▶ [TASKS TO PERFORM]
a – From the post about converting the SuperBLT lua_State for mlua, return word for word the passage that opens with the words containing "1. Debug my" and closes with "the Lua struct.".
b – Write the next part of the post about converting the SuperBLT lua_State for mlua, picking up after its last sentence.

▶ [SOURCE]
____

As it turns out I like to bash my head against the wall to slowly push through and that’s exactly what I did here. Let me explain…

What I’m currently using to address lua is *mut lua_State a pointer to the lua_State that I get from SuperBLTs loader. This works and all but is kind of ugly to use because all the functions that use it are declared unsafe.
However mlua actually has it’s own Lua struct, which has much nicer, safe, functions associated with it. And this thing does have a function to convert from a *mut lua_State …
I think you catch my drift.

Anyway I spent the next 2 days frantically trying to get it to convert the lua_State injected from SuperBLT into an mlua Lua struct. Sadly without any results.

I did however slowly go insane.
First of all running init_from_ptr() directly doesn’t work at all. It just kind of crashes when trying to load the dll, of course again without an error message.

I then downloaded something called patch-crate (which i prefer to it’s alternative
cargo-patch, although I seem to have the minority opinion in that) to attempt to:

  1. Debug my way through to see what the actual issue is in conversion
    and
  2. To rectify any conversion issue to actually successfully create the Lua struct.

The result of this was, as said, a 2 day long slow descent into insanity where I would:

  • add a println!()
  • see where it stops printing
  • check what the issue is
  • dump half the lua stack
  • point it to the right variable instead
  • run it again
    over and over and over again.

In-between every step I of course had to build the dll and put it into the Payday 2 mods folder and start Payday 2 to capture some console output.

Well as it turns out, after a lot of manual manipulation of the mlua and mlua-sys crates, that the conversion from the lua_State pointer provided by SuperBLT into an mlua Lua struct is not possible, due to the stack already having some kind of data on it before it’s passed down to me.
The change file that patch-crate had given me at the end, showed + 1400 and - 600 lines.
All for naught.

Be that as it may, I’ve simply decided to write my own reasonably safe wrappers in time and only use the mlua-sys crate instead of the mlua crate for it’s defined lua bindings. I couldn’t use any of the actual mlua functionality anyway.

____

▶ [STORED DATA]
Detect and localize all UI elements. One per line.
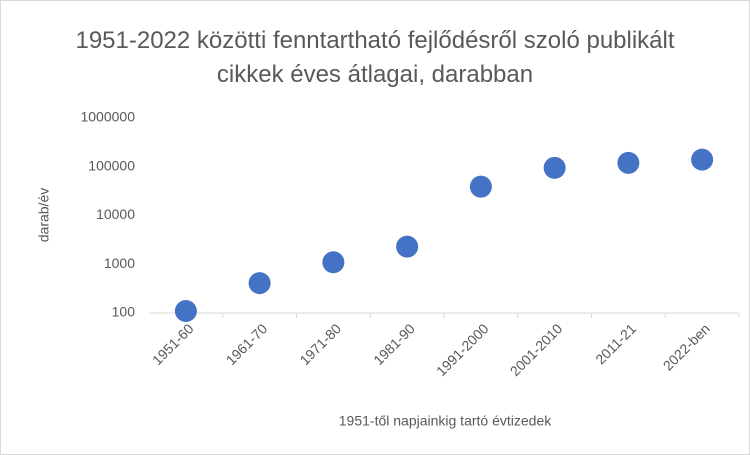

____

▶ [RESPONSES FOR EACH TASK]
a –
1. Debug my way through to see what the actual issue is in conversion
    and
  2. To rectify any conversion issue to actually successfully create the Lua struct.

b –
Here’s an excerpt from one of the many console output snapshots i took when trying to run those heavily modified mlua and mlua-sys versions… for your amusement:

lua closure: pre rotate : 1
first if: 5
managed to lua rotate
checkstack: userdata
lua closure: pushlightuserdata
checkstack: userdata
lua closer: pcall
checkstack: function
lua closure: remove
checkstack: userdata
lua closure: ret 0
xxx
expect passed
running protect lua closure
lua closure: lua_gettop
checkstack: userdata
lua closure: lua_gettop
checkstack: userdata
lua closure: relax limit memory state
checkstack: function
checkstack: function
lua closure: pre rotate: 0
lua closure: pushlightuserdata
checkstack: userdata
lua closure: pcall
checkstack: function
lua closure: remove
checkstackL userdata
lua closure: ret 0
get ref_thread, false
get_gc_metatable : lua_rawgetp
checkstack: table
absindex: -10000
checkstack: userdata
checkstack: 0
this should be something: nil
this should not be true: true
wrapped_failure_mt_ptr
trying to push c func
false

If you really want to, you can probably vaguely see where in the init_from_ptr function I am by reading this but I wouldn’t recommend trying to wrap your head around this if you’re not proficient in rust and lua.

Anyway onto my next stupid venture, attempting to convert from a void* to a function signature in rust.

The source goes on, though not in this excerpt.